Source extract section start
Now the problem is how we organize the post-processing:

options that I can think of for now:

  1. we can provide different text processing scripts for each downstream frameworks, e.g. GIGASPEECH_REPO/toolkits/{kaldi,espnet,...}/asr-text-post-processing.py. in this case, we KNOW the detailed format of each toolkits. With agreement, these can also go into downstream recipe code directly.
  2. or we can have a single exampler python function/awk-command in GIGASPEECH_REPO/util/ that deals with pure text instead of dealing with specific formatted files, and let downstream recipe developers decide to import/refer in their code when they feel appropriate.

Which one is better? Any preferences or better suggestion? I personally vote for the first solution. @wangyongqing0731 @chenguoguo @sw005320

chenguoguo commented 3 years ago

I prefer option one, that is to provide working scripts for each downstream toolkit. Here is what I have in mind:

  1. Under each toolkit, we have a script to handle the post processing, which takes care of the toolkit specific stuff, e.g., toolkits/kaldi/gigaspeech_asr_post_processing.sh
  2. The toolkit specific internally call a common script, e.g., utils/asr_post_processing.sh, which does the actual work. This way, if we have to update the post processing, we only have to update one place.

One thing that I haven't decided yet is, whether or not we should provide the scoring tool. If yes, we can make sure that everyone is using the same tool for scoring and the results will be comparable. But it definitely involves more work.

sw005320 commented 3 years ago

I prefer option one, that is to provide working scripts for each downstream toolkit. Here is what I have in mind:

  1. Under each toolkit, we have a script to handle the post processing, which takes care of the toolkit specific stuff, e.g., toolkits/kaldi/gigaspeech_asr_post_processing.sh
  2. The toolkit specific internally call a common script, e.g., utils/asr_post_processing.sh, which does the actual work. This way, if we have to update the post processing, we only have to update one place.

Sounds good to me.

One thing that I haven't decided yet is, whether or not we should provide the scoring tool. If yes, we can make sure that everyone is using the same tool for scoring and the results will be comparable. But it definitely involves more work.
Source extract section end
## Required action
Please pick up the thread above on organizing post-processing scripts and continue it from its last sentence.
Listed records section start
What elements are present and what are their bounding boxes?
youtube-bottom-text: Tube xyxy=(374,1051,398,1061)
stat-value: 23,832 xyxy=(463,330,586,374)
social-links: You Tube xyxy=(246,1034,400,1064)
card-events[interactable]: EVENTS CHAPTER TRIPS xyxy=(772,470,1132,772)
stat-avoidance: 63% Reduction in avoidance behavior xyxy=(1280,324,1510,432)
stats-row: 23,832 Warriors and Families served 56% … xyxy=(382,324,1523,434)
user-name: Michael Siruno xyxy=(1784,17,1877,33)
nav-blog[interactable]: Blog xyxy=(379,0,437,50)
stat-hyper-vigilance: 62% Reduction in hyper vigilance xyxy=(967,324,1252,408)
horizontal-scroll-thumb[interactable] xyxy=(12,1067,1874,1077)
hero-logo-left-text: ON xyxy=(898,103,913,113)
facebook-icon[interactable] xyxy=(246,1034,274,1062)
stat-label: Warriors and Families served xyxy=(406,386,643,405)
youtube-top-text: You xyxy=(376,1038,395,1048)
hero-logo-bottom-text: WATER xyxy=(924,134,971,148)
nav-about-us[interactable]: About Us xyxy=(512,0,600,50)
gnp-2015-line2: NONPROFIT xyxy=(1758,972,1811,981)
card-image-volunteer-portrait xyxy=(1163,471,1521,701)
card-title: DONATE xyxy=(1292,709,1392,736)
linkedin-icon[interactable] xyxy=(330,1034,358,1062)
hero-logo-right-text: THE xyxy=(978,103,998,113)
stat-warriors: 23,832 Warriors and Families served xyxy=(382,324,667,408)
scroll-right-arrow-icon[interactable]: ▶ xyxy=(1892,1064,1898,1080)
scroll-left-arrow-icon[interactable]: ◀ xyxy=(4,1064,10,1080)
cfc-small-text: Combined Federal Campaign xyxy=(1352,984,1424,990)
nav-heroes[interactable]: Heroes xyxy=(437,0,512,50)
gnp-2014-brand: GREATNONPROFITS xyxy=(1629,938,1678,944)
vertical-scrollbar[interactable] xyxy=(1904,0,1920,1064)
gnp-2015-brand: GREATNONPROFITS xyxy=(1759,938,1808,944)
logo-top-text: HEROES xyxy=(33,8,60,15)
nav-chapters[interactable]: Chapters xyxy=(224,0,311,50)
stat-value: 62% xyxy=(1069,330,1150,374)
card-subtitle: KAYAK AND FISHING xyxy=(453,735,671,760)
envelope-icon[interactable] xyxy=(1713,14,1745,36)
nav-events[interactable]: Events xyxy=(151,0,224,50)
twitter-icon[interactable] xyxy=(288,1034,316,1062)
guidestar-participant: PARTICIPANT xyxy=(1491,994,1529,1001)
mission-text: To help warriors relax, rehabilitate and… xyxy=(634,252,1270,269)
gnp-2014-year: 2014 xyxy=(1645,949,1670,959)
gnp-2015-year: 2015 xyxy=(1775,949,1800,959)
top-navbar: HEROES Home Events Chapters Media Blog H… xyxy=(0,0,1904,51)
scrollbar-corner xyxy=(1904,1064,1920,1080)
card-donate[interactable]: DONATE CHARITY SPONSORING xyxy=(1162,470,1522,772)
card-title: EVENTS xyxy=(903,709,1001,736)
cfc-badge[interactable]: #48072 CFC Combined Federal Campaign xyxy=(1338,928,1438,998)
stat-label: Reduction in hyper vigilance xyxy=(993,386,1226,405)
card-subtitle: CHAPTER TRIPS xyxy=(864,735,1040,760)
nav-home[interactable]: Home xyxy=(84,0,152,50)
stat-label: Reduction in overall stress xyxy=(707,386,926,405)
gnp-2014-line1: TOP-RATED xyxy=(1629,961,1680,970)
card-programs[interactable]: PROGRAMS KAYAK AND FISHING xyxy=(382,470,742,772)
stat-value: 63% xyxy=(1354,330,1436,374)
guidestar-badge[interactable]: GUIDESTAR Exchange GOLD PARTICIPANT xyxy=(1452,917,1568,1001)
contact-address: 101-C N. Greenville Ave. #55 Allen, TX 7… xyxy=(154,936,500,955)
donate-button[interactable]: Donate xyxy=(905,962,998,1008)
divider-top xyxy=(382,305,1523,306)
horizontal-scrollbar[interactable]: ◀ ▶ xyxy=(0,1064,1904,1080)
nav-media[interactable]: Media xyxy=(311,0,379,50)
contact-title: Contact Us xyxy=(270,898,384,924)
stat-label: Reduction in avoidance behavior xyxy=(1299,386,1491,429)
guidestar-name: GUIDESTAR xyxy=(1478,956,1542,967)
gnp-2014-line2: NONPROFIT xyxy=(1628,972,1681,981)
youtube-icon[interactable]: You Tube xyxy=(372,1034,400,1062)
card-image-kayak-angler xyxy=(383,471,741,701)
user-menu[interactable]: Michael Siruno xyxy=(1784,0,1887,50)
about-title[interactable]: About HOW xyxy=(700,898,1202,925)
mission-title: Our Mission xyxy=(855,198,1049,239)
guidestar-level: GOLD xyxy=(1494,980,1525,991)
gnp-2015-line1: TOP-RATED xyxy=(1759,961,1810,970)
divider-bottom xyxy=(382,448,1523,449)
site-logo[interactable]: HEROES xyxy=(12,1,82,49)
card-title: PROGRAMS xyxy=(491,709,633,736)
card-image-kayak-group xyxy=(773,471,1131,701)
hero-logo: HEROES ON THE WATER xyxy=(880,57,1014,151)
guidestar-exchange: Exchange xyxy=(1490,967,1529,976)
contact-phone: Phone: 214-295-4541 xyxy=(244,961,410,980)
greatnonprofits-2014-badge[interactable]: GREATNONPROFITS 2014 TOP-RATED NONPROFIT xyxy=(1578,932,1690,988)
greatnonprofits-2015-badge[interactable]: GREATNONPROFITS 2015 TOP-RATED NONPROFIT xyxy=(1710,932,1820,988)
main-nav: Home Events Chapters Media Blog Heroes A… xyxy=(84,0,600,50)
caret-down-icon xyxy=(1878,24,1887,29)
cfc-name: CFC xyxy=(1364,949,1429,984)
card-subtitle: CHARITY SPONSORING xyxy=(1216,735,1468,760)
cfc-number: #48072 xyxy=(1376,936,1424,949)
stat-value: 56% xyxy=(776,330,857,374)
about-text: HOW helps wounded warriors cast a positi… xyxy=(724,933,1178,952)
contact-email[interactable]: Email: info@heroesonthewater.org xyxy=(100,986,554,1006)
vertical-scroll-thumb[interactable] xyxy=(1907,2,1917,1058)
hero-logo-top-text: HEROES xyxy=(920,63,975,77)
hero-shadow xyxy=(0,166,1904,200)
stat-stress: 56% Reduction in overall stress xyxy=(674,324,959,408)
Listed records section end
## Response for this exercise
The reason I stick to use sclite is that it is made by NIST and has been used in various ASR official benchmarks. sclite also has various analysis tools. As far as I know, Kalid scoring produces the same result, so it should be no problem.

If we use the different toolkit, I recommend at least output the number of total words/sentences in the reference and possibly sub/del/ins breakdown, e.g.,

dataset Snt Wrd Corr Sub Del Ins Err S.Err
decode_asr_asr_model_valid.acc.ave/dev 2043 51075 92.9 4.5 2.6 2.1 9.2 65.6
decode_asr_asr_model_valid.acc.ave/test 9627 175116 90.5 7.0 2.5 6.1 15.6 69.3

As long as the number of total words/sentences is the same, it is comparable. (we can also easily detect if something is wrong in the data preparation or normalization when we check it). sub/del/ins error breakdown can be used to detect some DP matching issues in the edit distance computation, and some format errors (e.g., in the above case, there is significantly large insertion errors in the test set. We may have some alignment or reference issues, and I actually found them based on this number and already reported it to you).

dophist commented 3 years ago

I just added a simple scoring tool via https://github.com/SpeechColab/GigaSpeech/pull/35 , it uses sclite to evaluate REF and HYP.

Before evaluation, the tool applies very simple text processing that we discussed in this issue topic, and I think we should keep this processing simple and stable after release.

Besides, the tool is organized in utils/ instead of toolkits/xxx/ , because sclite is framework independent. Recipe developers/researchers can use this when they really want an apple-to-apple evaluation comparison.

dophist commented 3 years ago

We finally provides a recommended scoring script based on sclite https://github.com/SpeechColab/GigaSpeech/blob/main/utils/gigaspeech_scoring.py , researchers may use this tool if they want consistent comparison across different systems.

We'd better leave this ISSUE open for a while, so people may read above discussion.